Stored data entries:
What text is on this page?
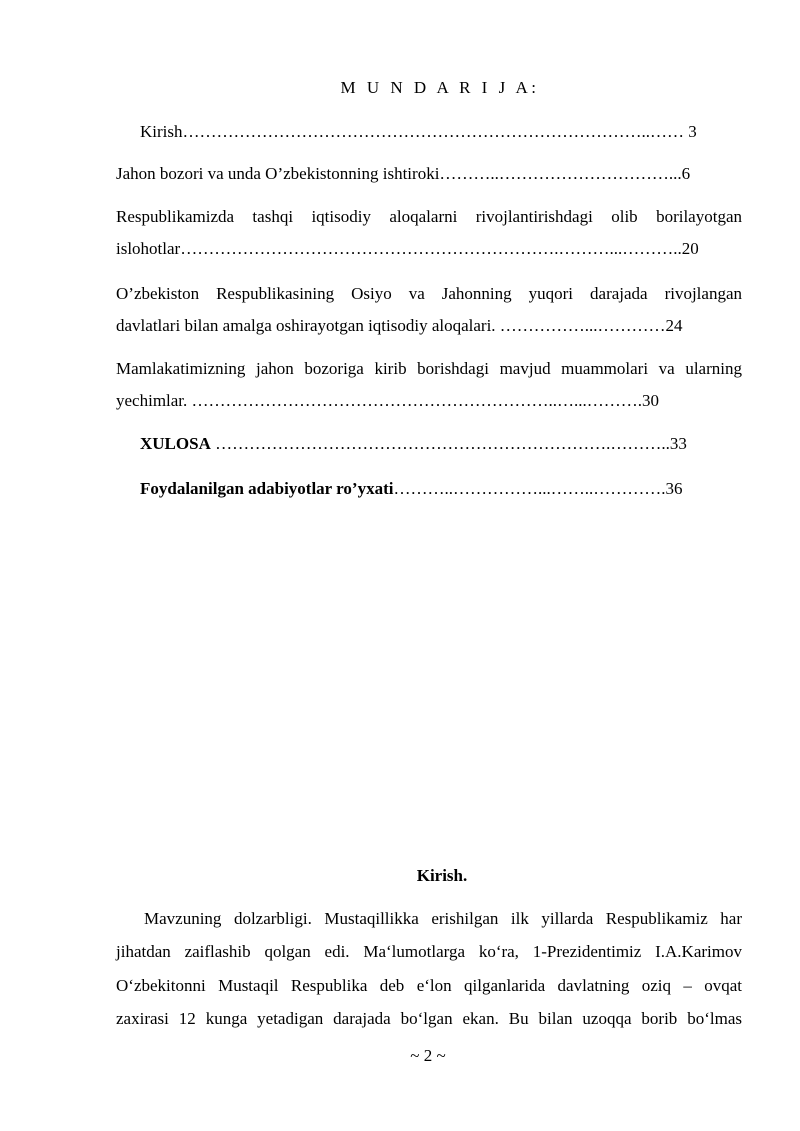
M U N D A R I J A:
Kirish………………………………………………………………………..…… 3
Jahon bozori va unda O’zbekistonning ishtiroki………..…………………………...6
Respublikamizda tashqi iqtisodiy aloqalarni rivojlantirishdagi olib borilayotgan
islohotlar………………………………………………………….………...………..20
O’zbekiston Respublikasining Osiyo va Jahonning yuqori darajada rivojlangan
davlatlari bilan amalga oshirayotgan iqtisodiy aloqalari. ……………...…………24
Mamlakatimizning jahon bozoriga kirib borishdagi mavjud muammolari va ularning
yechimlar. ………………………………………………………..…...……….30
XULOSA …………………………………………………………….………..33
Foydalanilgan adabiyotlar ro’yxati………..……………...……..………….36
Kirish.
Mavzuning dolzarbligi. Mustaqillikka erishilgan ilk yillarda Respublikamiz har
jihatdan zaiflashib qolgan edi. Ma‘lumotlarga ko‘ra, 1-Prezidentimiz I.A.Karimov
O‘zbekitonni Mustaqil Respublika deb e‘lon qilganlarida davlatning oziq – ovqat
zaxirasi 12 kunga yetadigan darajada bo‘lgan ekan. Bu bilan uzoqqa borib bo‘lmas
~ 2 ~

• [GIVEN PROBLEM] Reproduce each record above by retyping it exactly; omit all images.

• [REPLY TO THE TASK]
What text is on this page?
M U N D A R I J A:
Kirish………………………………………………………………………..…… 3
Jahon bozori va unda O’zbekistonning ishtiroki………..…………………………...6
Respublikamizda tashqi iqtisodiy aloqalarni rivojlantirishdagi olib borilayotgan
islohotlar………………………………………………………….………...………..20
O’zbekiston Respublikasining Osiyo va Jahonning yuqori darajada rivojlangan
davlatlari bilan amalga oshirayotgan iqtisodiy aloqalari. ……………...…………24
Mamlakatimizning jahon bozoriga kirib borishdagi mavjud muammolari va ularning
yechimlar. ………………………………………………………..…...……….30
XULOSA …………………………………………………………….………..33
Foydalanilgan adabiyotlar ro’yxati………..……………...……..………….36
Kirish.
Mavzuning dolzarbligi. Mustaqillikka erishilgan ilk yillarda Respublikamiz har
jihatdan zaiflashib qolgan edi. Ma‘lumotlarga ko‘ra, 1-Prezidentimiz I.A.Karimov
O‘zbekitonni Mustaqil Respublika deb e‘lon qilganlarida davlatning oziq – ovqat
zaxirasi 12 kunga yetadigan darajada bo‘lgan ekan. Bu bilan uzoqqa borib bo‘lmas
~ 2 ~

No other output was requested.